[Stored data entries]
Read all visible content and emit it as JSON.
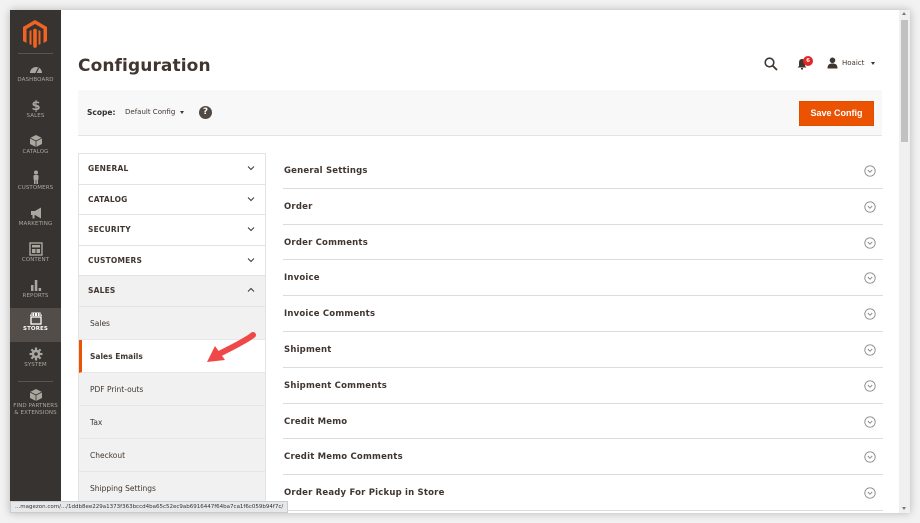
{
  "sidebar": {
    "logo": "magento-logo",
    "items": [
      {
        "label": "DASHBOARD",
        "icon": "dashboard-icon",
        "active": false
      },
      {
        "label": "SALES",
        "icon": "dollar-icon",
        "active": false
      },
      {
        "label": "CATALOG",
        "icon": "box-icon",
        "active": false
      },
      {
        "label": "CUSTOMERS",
        "icon": "person-icon",
        "active": false
      },
      {
        "label": "MARKETING",
        "icon": "megaphone-icon",
        "active": false
      },
      {
        "label": "CONTENT",
        "icon": "layout-icon",
        "active": false
      },
      {
        "label": "REPORTS",
        "icon": "bar-chart-icon",
        "active": false
      },
      {
        "label": "STORES",
        "icon": "storefront-icon",
        "active": true
      },
      {
        "label": "SYSTEM",
        "icon": "gear-icon",
        "active": false
      },
      {
        "label": "FIND PARTNERS",
        "label2": "& EXTENSIONS",
        "icon": "puzzle-cube-icon",
        "active": false
      }
    ]
  },
  "header": {
    "title": "Configuration",
    "notifications_count": "6",
    "user_name": "Hoaict"
  },
  "scope": {
    "label": "Scope:",
    "value": "Default Config",
    "help": "?",
    "save_label": "Save Config"
  },
  "tabs": [
    {
      "label": "GENERAL",
      "open": false
    },
    {
      "label": "CATALOG",
      "open": false
    },
    {
      "label": "SECURITY",
      "open": false
    },
    {
      "label": "CUSTOMERS",
      "open": false
    },
    {
      "label": "SALES",
      "open": true
    }
  ],
  "sales_items": [
    {
      "label": "Sales",
      "active": false
    },
    {
      "label": "Sales Emails",
      "active": true
    },
    {
      "label": "PDF Print-outs",
      "active": false
    },
    {
      "label": "Tax",
      "active": false
    },
    {
      "label": "Checkout",
      "active": false
    },
    {
      "label": "Shipping Settings",
      "active": false
    }
  ],
  "sections": [
    "General Settings",
    "Order",
    "Order Comments",
    "Invoice",
    "Invoice Comments",
    "Shipment",
    "Shipment Comments",
    "Credit Memo",
    "Credit Memo Comments",
    "Order Ready For Pickup in Store"
  ],
  "status_url": "...magezon.com/.../1ddb8ee229a1373f363bccd4ba65c52ec9ab6916447f64ba7ca1f6c059b94f7c/",
  "colors": {
    "accent": "#eb5202",
    "sidebar_bg": "#373330",
    "badge": "#e22626",
    "annotation_arrow": "#f04848"
  }
}
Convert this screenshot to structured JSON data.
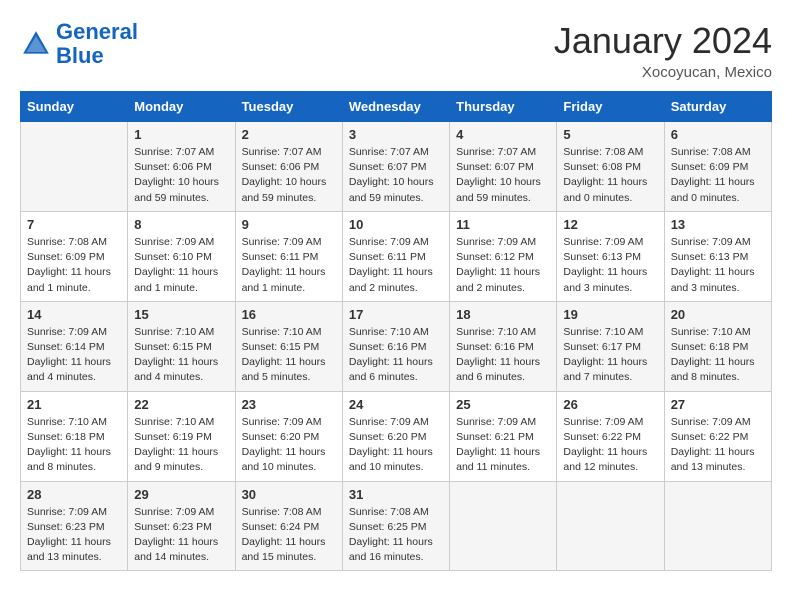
{
  "header": {
    "logo_line1": "General",
    "logo_line2": "Blue",
    "month": "January 2024",
    "location": "Xocoyucan, Mexico"
  },
  "days_of_week": [
    "Sunday",
    "Monday",
    "Tuesday",
    "Wednesday",
    "Thursday",
    "Friday",
    "Saturday"
  ],
  "weeks": [
    [
      {
        "day": "",
        "info": ""
      },
      {
        "day": "1",
        "info": "Sunrise: 7:07 AM\nSunset: 6:06 PM\nDaylight: 10 hours\nand 59 minutes."
      },
      {
        "day": "2",
        "info": "Sunrise: 7:07 AM\nSunset: 6:06 PM\nDaylight: 10 hours\nand 59 minutes."
      },
      {
        "day": "3",
        "info": "Sunrise: 7:07 AM\nSunset: 6:07 PM\nDaylight: 10 hours\nand 59 minutes."
      },
      {
        "day": "4",
        "info": "Sunrise: 7:07 AM\nSunset: 6:07 PM\nDaylight: 10 hours\nand 59 minutes."
      },
      {
        "day": "5",
        "info": "Sunrise: 7:08 AM\nSunset: 6:08 PM\nDaylight: 11 hours\nand 0 minutes."
      },
      {
        "day": "6",
        "info": "Sunrise: 7:08 AM\nSunset: 6:09 PM\nDaylight: 11 hours\nand 0 minutes."
      }
    ],
    [
      {
        "day": "7",
        "info": "Sunrise: 7:08 AM\nSunset: 6:09 PM\nDaylight: 11 hours\nand 1 minute."
      },
      {
        "day": "8",
        "info": "Sunrise: 7:09 AM\nSunset: 6:10 PM\nDaylight: 11 hours\nand 1 minute."
      },
      {
        "day": "9",
        "info": "Sunrise: 7:09 AM\nSunset: 6:11 PM\nDaylight: 11 hours\nand 1 minute."
      },
      {
        "day": "10",
        "info": "Sunrise: 7:09 AM\nSunset: 6:11 PM\nDaylight: 11 hours\nand 2 minutes."
      },
      {
        "day": "11",
        "info": "Sunrise: 7:09 AM\nSunset: 6:12 PM\nDaylight: 11 hours\nand 2 minutes."
      },
      {
        "day": "12",
        "info": "Sunrise: 7:09 AM\nSunset: 6:13 PM\nDaylight: 11 hours\nand 3 minutes."
      },
      {
        "day": "13",
        "info": "Sunrise: 7:09 AM\nSunset: 6:13 PM\nDaylight: 11 hours\nand 3 minutes."
      }
    ],
    [
      {
        "day": "14",
        "info": "Sunrise: 7:09 AM\nSunset: 6:14 PM\nDaylight: 11 hours\nand 4 minutes."
      },
      {
        "day": "15",
        "info": "Sunrise: 7:10 AM\nSunset: 6:15 PM\nDaylight: 11 hours\nand 4 minutes."
      },
      {
        "day": "16",
        "info": "Sunrise: 7:10 AM\nSunset: 6:15 PM\nDaylight: 11 hours\nand 5 minutes."
      },
      {
        "day": "17",
        "info": "Sunrise: 7:10 AM\nSunset: 6:16 PM\nDaylight: 11 hours\nand 6 minutes."
      },
      {
        "day": "18",
        "info": "Sunrise: 7:10 AM\nSunset: 6:16 PM\nDaylight: 11 hours\nand 6 minutes."
      },
      {
        "day": "19",
        "info": "Sunrise: 7:10 AM\nSunset: 6:17 PM\nDaylight: 11 hours\nand 7 minutes."
      },
      {
        "day": "20",
        "info": "Sunrise: 7:10 AM\nSunset: 6:18 PM\nDaylight: 11 hours\nand 8 minutes."
      }
    ],
    [
      {
        "day": "21",
        "info": "Sunrise: 7:10 AM\nSunset: 6:18 PM\nDaylight: 11 hours\nand 8 minutes."
      },
      {
        "day": "22",
        "info": "Sunrise: 7:10 AM\nSunset: 6:19 PM\nDaylight: 11 hours\nand 9 minutes."
      },
      {
        "day": "23",
        "info": "Sunrise: 7:09 AM\nSunset: 6:20 PM\nDaylight: 11 hours\nand 10 minutes."
      },
      {
        "day": "24",
        "info": "Sunrise: 7:09 AM\nSunset: 6:20 PM\nDaylight: 11 hours\nand 10 minutes."
      },
      {
        "day": "25",
        "info": "Sunrise: 7:09 AM\nSunset: 6:21 PM\nDaylight: 11 hours\nand 11 minutes."
      },
      {
        "day": "26",
        "info": "Sunrise: 7:09 AM\nSunset: 6:22 PM\nDaylight: 11 hours\nand 12 minutes."
      },
      {
        "day": "27",
        "info": "Sunrise: 7:09 AM\nSunset: 6:22 PM\nDaylight: 11 hours\nand 13 minutes."
      }
    ],
    [
      {
        "day": "28",
        "info": "Sunrise: 7:09 AM\nSunset: 6:23 PM\nDaylight: 11 hours\nand 13 minutes."
      },
      {
        "day": "29",
        "info": "Sunrise: 7:09 AM\nSunset: 6:23 PM\nDaylight: 11 hours\nand 14 minutes."
      },
      {
        "day": "30",
        "info": "Sunrise: 7:08 AM\nSunset: 6:24 PM\nDaylight: 11 hours\nand 15 minutes."
      },
      {
        "day": "31",
        "info": "Sunrise: 7:08 AM\nSunset: 6:25 PM\nDaylight: 11 hours\nand 16 minutes."
      },
      {
        "day": "",
        "info": ""
      },
      {
        "day": "",
        "info": ""
      },
      {
        "day": "",
        "info": ""
      }
    ]
  ]
}
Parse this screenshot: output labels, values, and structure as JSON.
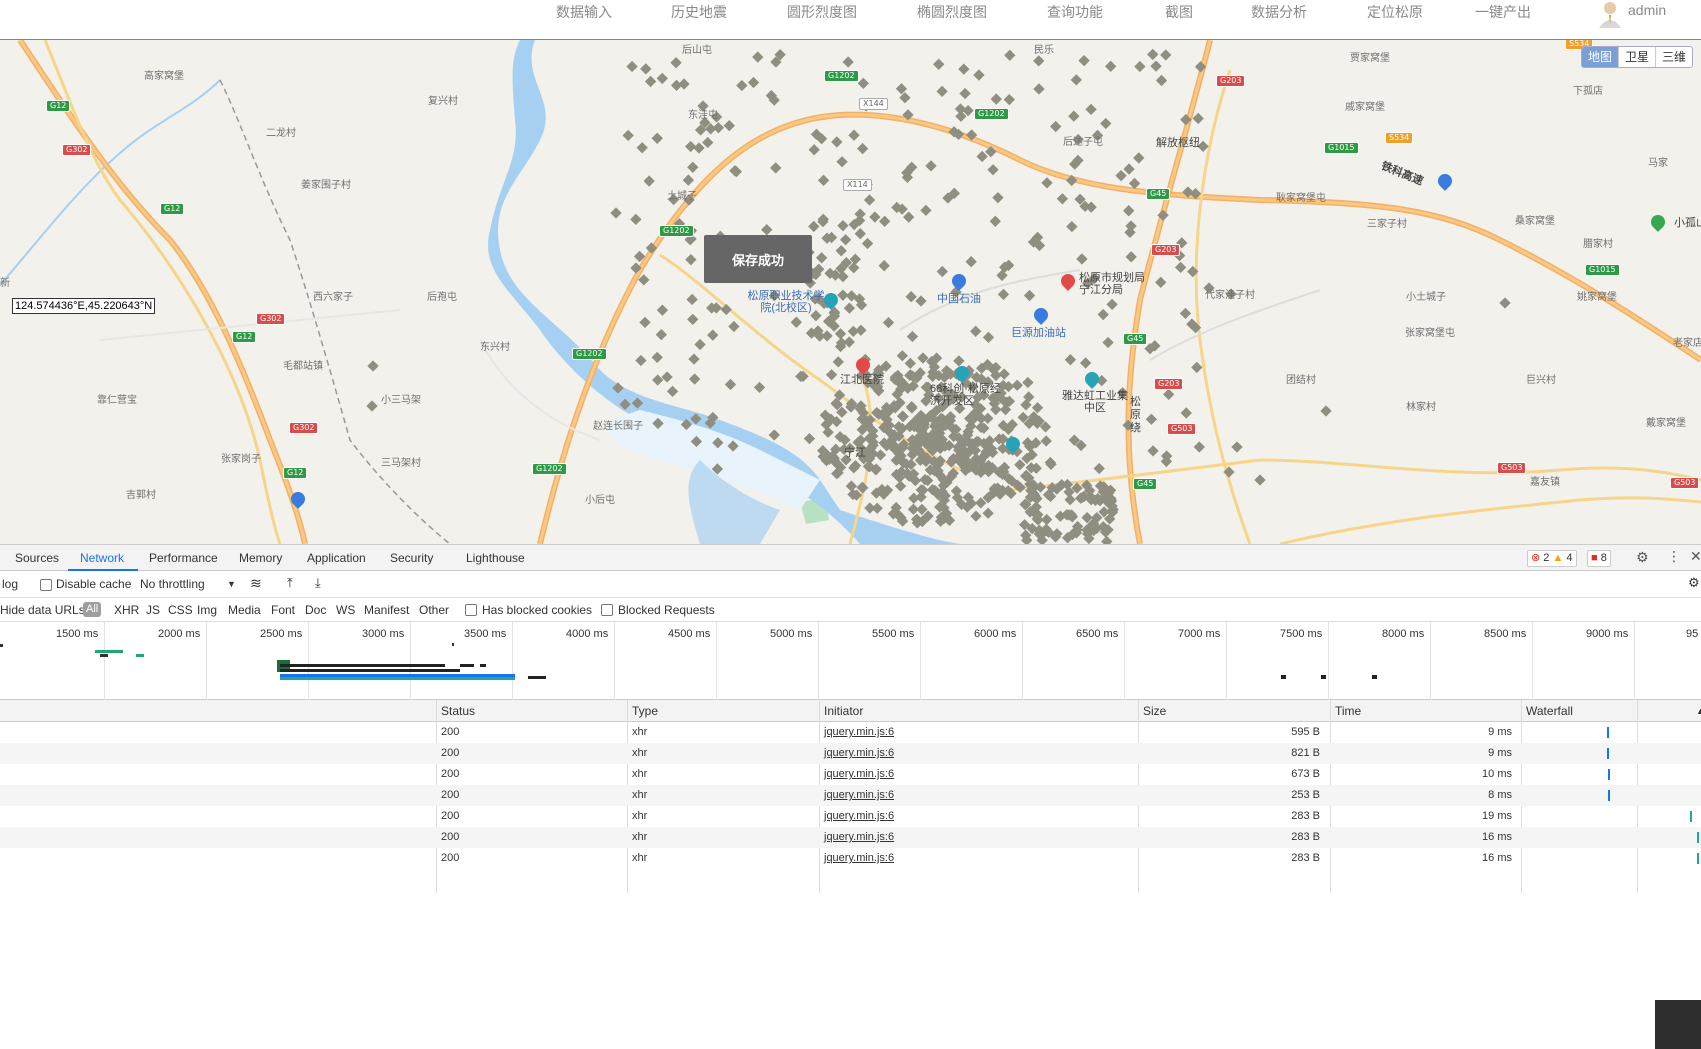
{
  "nav": {
    "items": [
      "数据输入",
      "历史地震",
      "圆形烈度图",
      "椭圆烈度图",
      "查询功能",
      "截图",
      "数据分析",
      "定位松原",
      "一键产出"
    ],
    "user": "admin"
  },
  "map": {
    "type_buttons": [
      "地图",
      "卫星",
      "三维"
    ],
    "coordinate_readout": "124.574436°E,45.220643°N",
    "coord_prefix": "新",
    "toast": "保存成功",
    "places": [
      {
        "text": "高家窝堡"
      },
      {
        "text": "复兴村"
      },
      {
        "text": "后山屯"
      },
      {
        "text": "民乐"
      },
      {
        "text": "二龙村"
      },
      {
        "text": "东洼屯"
      },
      {
        "text": "姜家围子村"
      },
      {
        "text": "土城子"
      },
      {
        "text": "西六家子"
      },
      {
        "text": "后孢屯"
      },
      {
        "text": "毛都站镇"
      },
      {
        "text": "东兴村"
      },
      {
        "text": "靠仁营宝"
      },
      {
        "text": "小三马架"
      },
      {
        "text": "赵连长围子"
      },
      {
        "text": "三马架村"
      },
      {
        "text": "张家岗子"
      },
      {
        "text": "吉郭村"
      },
      {
        "text": "小后屯"
      },
      {
        "text": "后达子屯"
      },
      {
        "text": "贾家窝堡"
      },
      {
        "text": "下孤店"
      },
      {
        "text": "戚家窝堡"
      },
      {
        "text": "耿家窝堡屯"
      },
      {
        "text": "三家子村"
      },
      {
        "text": "桑家窝堡"
      },
      {
        "text": "马家"
      },
      {
        "text": "腊家村"
      },
      {
        "text": "代家洼子村"
      },
      {
        "text": "小土城子"
      },
      {
        "text": "姚家窝堡"
      },
      {
        "text": "张家窝堡屯"
      },
      {
        "text": "老家店"
      },
      {
        "text": "团结村"
      },
      {
        "text": "巨兴村"
      },
      {
        "text": "林家村"
      },
      {
        "text": "戴家窝堡"
      },
      {
        "text": "嘉友镇"
      },
      {
        "text": "小孤山"
      }
    ],
    "major_labels": {
      "jiefang": "解放枢纽",
      "tieke": "铁科高速",
      "songyuan_huan": "松原绕",
      "jiangbei": "江北医院",
      "ningjiang": "宁江"
    },
    "pois": {
      "college": "松原职业技术学院(北校区)",
      "sinopec": "中国石油",
      "julong": "巨源加油站",
      "planning": "松原市规划局宁江分局",
      "yada": "雅达虹工业集中区",
      "gaoxin": "68科创·松原经济开发区"
    },
    "shields": [
      "G12",
      "G302",
      "G12",
      "G302",
      "G12",
      "G302",
      "G12",
      "G1202",
      "G1202",
      "G1202",
      "G1202",
      "G1202",
      "G203",
      "G45",
      "G203",
      "G45",
      "G203",
      "G503",
      "G503",
      "G1015",
      "S534",
      "G1015",
      "G503",
      "G45",
      "X144",
      "X114",
      "S534"
    ]
  },
  "devtools": {
    "tabs": [
      "Sources",
      "Network",
      "Performance",
      "Memory",
      "Application",
      "Security",
      "Lighthouse"
    ],
    "active_tab": "Network",
    "badges": {
      "errors": "2",
      "warnings": "4",
      "issues": "8"
    },
    "toolbar": {
      "preserve_log": "log",
      "disable_cache": "Disable cache",
      "throttling": "No throttling"
    },
    "filter": {
      "hide_data_urls": "Hide data URLs",
      "all": "All",
      "types": [
        "XHR",
        "JS",
        "CSS",
        "Img",
        "Media",
        "Font",
        "Doc",
        "WS",
        "Manifest",
        "Other"
      ],
      "has_blocked_cookies": "Has blocked cookies",
      "blocked_requests": "Blocked Requests"
    },
    "timeline_ticks": [
      "1500 ms",
      "2000 ms",
      "2500 ms",
      "3000 ms",
      "3500 ms",
      "4000 ms",
      "4500 ms",
      "5000 ms",
      "5500 ms",
      "6000 ms",
      "6500 ms",
      "7000 ms",
      "7500 ms",
      "8000 ms",
      "8500 ms",
      "9000 ms",
      "95"
    ],
    "columns": [
      "Status",
      "Type",
      "Initiator",
      "Size",
      "Time",
      "Waterfall"
    ],
    "rows": [
      {
        "status": "200",
        "type": "xhr",
        "initiator": "jquery.min.js:6",
        "size": "595 B",
        "time": "9 ms"
      },
      {
        "status": "200",
        "type": "xhr",
        "initiator": "jquery.min.js:6",
        "size": "821 B",
        "time": "9 ms"
      },
      {
        "status": "200",
        "type": "xhr",
        "initiator": "jquery.min.js:6",
        "size": "673 B",
        "time": "10 ms"
      },
      {
        "status": "200",
        "type": "xhr",
        "initiator": "jquery.min.js:6",
        "size": "253 B",
        "time": "8 ms"
      },
      {
        "status": "200",
        "type": "xhr",
        "initiator": "jquery.min.js:6",
        "size": "283 B",
        "time": "19 ms"
      },
      {
        "status": "200",
        "type": "xhr",
        "initiator": "jquery.min.js:6",
        "size": "283 B",
        "time": "16 ms"
      },
      {
        "status": "200",
        "type": "xhr",
        "initiator": "jquery.min.js:6",
        "size": "283 B",
        "time": "16 ms"
      }
    ]
  }
}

**What to produce:**
Pick out each line containing "screenshot" and report it.

**Finished answer:**
Convert this screenshot to structured JSON data.
Parse this screenshot: output labels, values, and structure as JSON.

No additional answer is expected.